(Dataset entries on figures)
────────

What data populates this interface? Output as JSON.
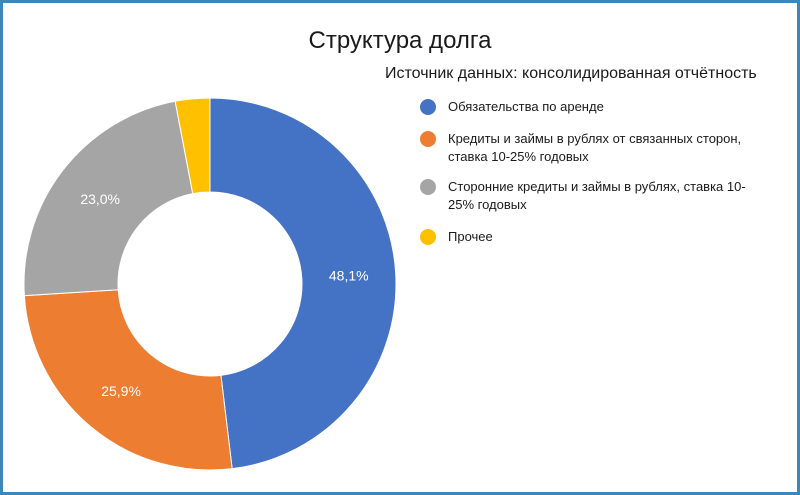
{
  "chart_data": {
    "type": "pie",
    "title": "Структура долга",
    "subtitle": "Источник данных: консолидированная отчётность",
    "categories": [
      "Обязательства по аренде",
      "Кредиты и займы в рублях от связанных сторон, ставка 10-25% годовых",
      "Сторонние кредиты и займы в рублях, ставка 10-25% годовых",
      "Прочее"
    ],
    "values": [
      48.1,
      25.9,
      23.0,
      3.0
    ],
    "value_labels": [
      "48,1%",
      "25,9%",
      "23,0%",
      ""
    ],
    "colors": [
      "#4472c4",
      "#ed7d31",
      "#a5a5a5",
      "#ffc000"
    ],
    "donut": true,
    "legend_position": "right"
  }
}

────────

__Aim__
Look above for lines with the word "рублях" and copy them all.

__Output for this exercise__
      "Кредиты и займы в рублях от связанных сторон, ставка 10-25% годовых",
      "Сторонние кредиты и займы в рублях, ставка 10-25% годовых",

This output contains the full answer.